● **WHAT THE EXERCISE ASKS**:
Go through the entries below and retype them exactly, omitting each picture.

● **DATASET RECORDS**:

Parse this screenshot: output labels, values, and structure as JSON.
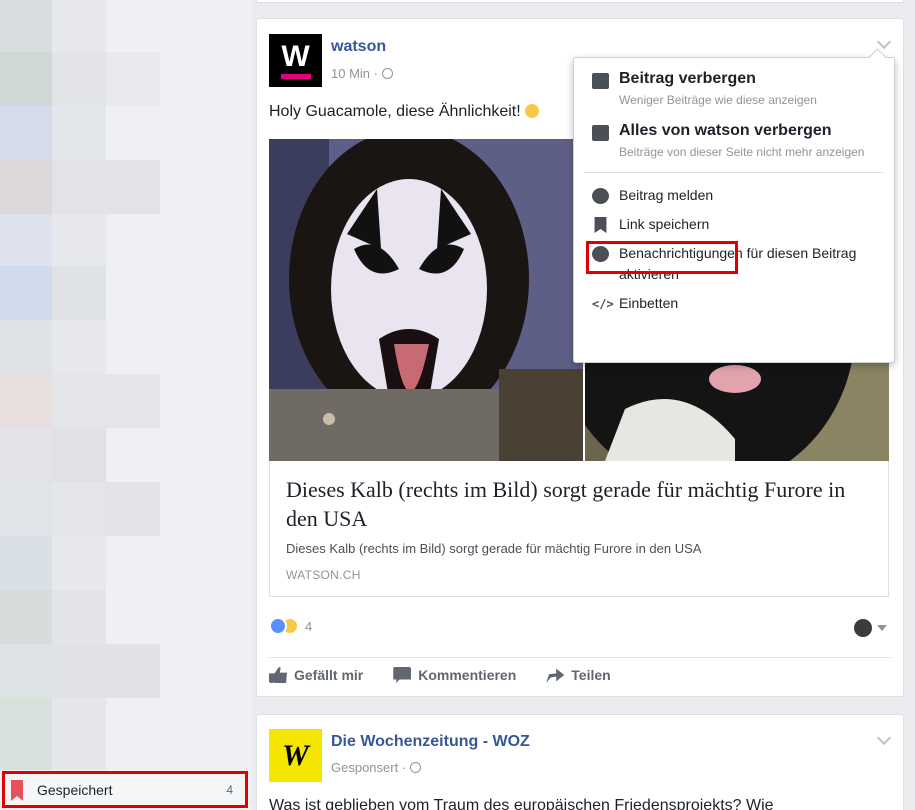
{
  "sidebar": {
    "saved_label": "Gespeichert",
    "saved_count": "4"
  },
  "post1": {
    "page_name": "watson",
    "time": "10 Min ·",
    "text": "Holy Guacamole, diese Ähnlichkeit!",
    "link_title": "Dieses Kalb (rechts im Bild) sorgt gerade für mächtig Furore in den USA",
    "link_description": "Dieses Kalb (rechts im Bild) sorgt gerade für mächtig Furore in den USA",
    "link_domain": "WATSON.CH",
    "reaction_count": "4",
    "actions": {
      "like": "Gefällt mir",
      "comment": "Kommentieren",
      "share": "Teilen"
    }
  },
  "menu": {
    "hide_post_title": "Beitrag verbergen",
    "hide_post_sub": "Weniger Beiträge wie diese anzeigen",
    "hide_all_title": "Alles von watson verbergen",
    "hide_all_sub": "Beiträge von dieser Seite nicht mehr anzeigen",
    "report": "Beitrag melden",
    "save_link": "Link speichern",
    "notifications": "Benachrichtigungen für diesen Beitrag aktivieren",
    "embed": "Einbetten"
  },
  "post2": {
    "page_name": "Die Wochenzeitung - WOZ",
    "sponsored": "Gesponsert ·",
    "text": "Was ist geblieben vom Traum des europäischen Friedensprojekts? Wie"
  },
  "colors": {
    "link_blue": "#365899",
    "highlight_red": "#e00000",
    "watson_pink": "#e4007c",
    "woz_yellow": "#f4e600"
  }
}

● **RESULT BELOW**:
Parse this screenshot: output labels, values, and structure as JSON.
{
  "sidebar": {
    "saved_label": "Gespeichert",
    "saved_count": "4"
  },
  "post1": {
    "page_name": "watson",
    "time": "10 Min ·",
    "text": "Holy Guacamole, diese Ähnlichkeit!",
    "link_title": "Dieses Kalb (rechts im Bild) sorgt gerade für mächtig Furore in den USA",
    "link_description": "Dieses Kalb (rechts im Bild) sorgt gerade für mächtig Furore in den USA",
    "link_domain": "WATSON.CH",
    "reaction_count": "4",
    "actions": {
      "like": "Gefällt mir",
      "comment": "Kommentieren",
      "share": "Teilen"
    }
  },
  "menu": {
    "hide_post_title": "Beitrag verbergen",
    "hide_post_sub": "Weniger Beiträge wie diese anzeigen",
    "hide_all_title": "Alles von watson verbergen",
    "hide_all_sub": "Beiträge von dieser Seite nicht mehr anzeigen",
    "report": "Beitrag melden",
    "save_link": "Link speichern",
    "notifications": "Benachrichtigungen für diesen Beitrag aktivieren",
    "embed": "Einbetten"
  },
  "post2": {
    "page_name": "Die Wochenzeitung - WOZ",
    "sponsored": "Gesponsert ·",
    "text": "Was ist geblieben vom Traum des europäischen Friedensprojekts? Wie"
  },
  "colors": {
    "link_blue": "#365899",
    "highlight_red": "#e00000",
    "watson_pink": "#e4007c",
    "woz_yellow": "#f4e600"
  }
}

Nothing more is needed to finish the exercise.